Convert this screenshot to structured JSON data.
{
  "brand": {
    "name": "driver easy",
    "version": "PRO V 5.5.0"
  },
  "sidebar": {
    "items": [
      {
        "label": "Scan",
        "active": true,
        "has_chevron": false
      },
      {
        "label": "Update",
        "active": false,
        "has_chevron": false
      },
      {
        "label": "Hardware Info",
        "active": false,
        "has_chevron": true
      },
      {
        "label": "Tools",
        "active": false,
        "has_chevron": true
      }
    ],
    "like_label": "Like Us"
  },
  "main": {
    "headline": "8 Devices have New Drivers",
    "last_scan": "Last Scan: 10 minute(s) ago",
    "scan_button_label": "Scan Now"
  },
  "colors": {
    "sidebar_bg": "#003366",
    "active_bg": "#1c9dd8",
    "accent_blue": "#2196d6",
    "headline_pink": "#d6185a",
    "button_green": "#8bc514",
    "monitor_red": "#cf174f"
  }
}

• [Given task] Set down the listing in full, keeping every word exactly as it is.

• [Exercise solution]
Convert this screenshot to structured JSON data.
{
  "brand": {
    "name": "driver easy",
    "version": "PRO V 5.5.0"
  },
  "sidebar": {
    "items": [
      {
        "label": "Scan",
        "active": true,
        "has_chevron": false
      },
      {
        "label": "Update",
        "active": false,
        "has_chevron": false
      },
      {
        "label": "Hardware Info",
        "active": false,
        "has_chevron": true
      },
      {
        "label": "Tools",
        "active": false,
        "has_chevron": true
      }
    ],
    "like_label": "Like Us"
  },
  "main": {
    "headline": "8 Devices have New Drivers",
    "last_scan": "Last Scan: 10 minute(s) ago",
    "scan_button_label": "Scan Now"
  },
  "colors": {
    "sidebar_bg": "#003366",
    "active_bg": "#1c9dd8",
    "accent_blue": "#2196d6",
    "headline_pink": "#d6185a",
    "button_green": "#8bc514",
    "monitor_red": "#cf174f"
  }
}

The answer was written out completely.